* Extract
········

Agents have four kinds of memory, each with different characteristics:
In-context (working memory) — Everything in the current context window. Fast to access, directly available to the model, but limited in size and lost when the session ends. Most agents today live primarily here.
External retrieval — Databases, vector stores, document indexes. Unlimited in size. The agent must explicitly retrieve what it needs via tool calls. RAG is the main pattern here: embed a query, retrieve similar chunks, add to context. This is what AgentReady provides for website content.
Episodic memory — Logs of past agent sessions, stored externally and selectively retrieved. Lets an agent "remember" what it did last week. Implemented manually — there's no native LLM feature for this.
Model weights — Knowledge baked into the model during training. The agent knows this without any retrieval. Broad but static — it doesn't know your API, your product, or anything that changed after the training cutoff.
Most agent failures on knowledge tasks come from over-relying on weight memory (the model "knows" an answer that's actually wrong or outdated) rather than retrieving from an authoritative source.
Claude Sonnet, when acting as an agent with tool access, follows a loop like this:
1. Receives a task in context (user message + system prompt + previous tool results).
2. Decides whether to call a tool or respond directly. If it needs more information — about an API, a file, the state of something — it calls a tool.
3. The host (Claude Desktop, Cursor, a custom runtime) executes the tool, returns the result.

········

* Data supplied
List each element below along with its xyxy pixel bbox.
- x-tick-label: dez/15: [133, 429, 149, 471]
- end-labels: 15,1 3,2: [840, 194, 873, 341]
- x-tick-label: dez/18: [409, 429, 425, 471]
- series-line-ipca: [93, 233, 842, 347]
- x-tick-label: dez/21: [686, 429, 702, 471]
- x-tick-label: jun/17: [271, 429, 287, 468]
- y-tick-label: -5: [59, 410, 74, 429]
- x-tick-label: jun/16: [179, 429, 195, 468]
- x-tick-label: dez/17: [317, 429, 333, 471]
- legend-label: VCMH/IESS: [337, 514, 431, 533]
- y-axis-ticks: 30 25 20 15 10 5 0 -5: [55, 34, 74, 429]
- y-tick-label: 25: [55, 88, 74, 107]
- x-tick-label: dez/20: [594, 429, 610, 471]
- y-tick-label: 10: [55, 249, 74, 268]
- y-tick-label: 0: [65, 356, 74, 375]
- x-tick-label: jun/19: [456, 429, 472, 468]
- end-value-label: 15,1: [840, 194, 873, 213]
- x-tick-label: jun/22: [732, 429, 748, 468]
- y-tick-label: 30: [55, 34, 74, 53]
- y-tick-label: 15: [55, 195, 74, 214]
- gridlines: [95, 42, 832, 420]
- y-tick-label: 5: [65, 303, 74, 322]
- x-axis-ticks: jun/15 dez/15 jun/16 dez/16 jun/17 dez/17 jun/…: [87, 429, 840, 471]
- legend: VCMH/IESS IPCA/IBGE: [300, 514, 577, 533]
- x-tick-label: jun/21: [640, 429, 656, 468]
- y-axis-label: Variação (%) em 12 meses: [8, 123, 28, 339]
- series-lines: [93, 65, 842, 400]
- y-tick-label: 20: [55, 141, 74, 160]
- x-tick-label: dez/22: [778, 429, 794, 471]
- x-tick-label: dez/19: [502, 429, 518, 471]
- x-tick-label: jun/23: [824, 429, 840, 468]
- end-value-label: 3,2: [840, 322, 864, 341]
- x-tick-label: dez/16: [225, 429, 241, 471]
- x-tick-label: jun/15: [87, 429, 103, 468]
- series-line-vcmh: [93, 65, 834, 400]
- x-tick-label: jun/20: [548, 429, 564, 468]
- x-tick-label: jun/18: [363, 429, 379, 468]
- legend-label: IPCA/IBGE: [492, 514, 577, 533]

········

* What to do
[A] Translate this sentence from the passage on agent memory into French: "The agent must explicitly retrieve what it needs via tool calls."
[B] Name every kind of agent memory that the passage on agent memory describes.
[C] Write the next part of the passage on agent memory, picking up after its last numbered step.

* Replies
[A] L'agent doit récupérer explicitement ce dont il a besoin au moyen d'appels d'outils.

[B] In-context (working memory), external retrieval, episodic memory, model weights

[C]
4. Claude gets the result appended to context and continues. It might call more tools or generate a final response.
This loop runs until the model decides it's done, hits a tool call limit, or runs out of context.
Context window exhaustion. Long agent loops accumulate tool results, thoughts, and intermediate steps. Eventually the context fills up. The model starts ignoring earlier content or the session fails entirely. Long-horizon tasks are still genuinely hard.
Knowledge cutoff hallucinations. If an agent doesn't have the right retrieval tools, it falls back on weight memory — which is frozen at training time and often wrong for fast-moving topics like API docs. The fix is giving the agent external retrieval tools with authoritative, up-to-date content.
Tool reliability. If a tool returns an error, partial data, or a format the model doesn't understand, the agent may retry incorrectly, give up, or produce a confident but wrong answer. Tool definitions, error messages, and return formats matter a lot.
Goal drift. In complex multi-step tasks, agents sometimes pursue a subtask so hard they lose track of the original goal. System prompt engineering and explicit checkpoints help, but it's still a real failure mode.
Some tasks are too complex for a single agent loop. Multi-agent systems split work across specialized agents: an orchestrator that plans and delegates, subagents that execute specific subtasks, and a synthesis step that combines results.
The protocols for agent-to-agent communication are still maturing. MCP handles tool calls between an agent and a server. Google's A2A protocol attempts to standardize agent-to-agent task delegation. Both are evolving fast.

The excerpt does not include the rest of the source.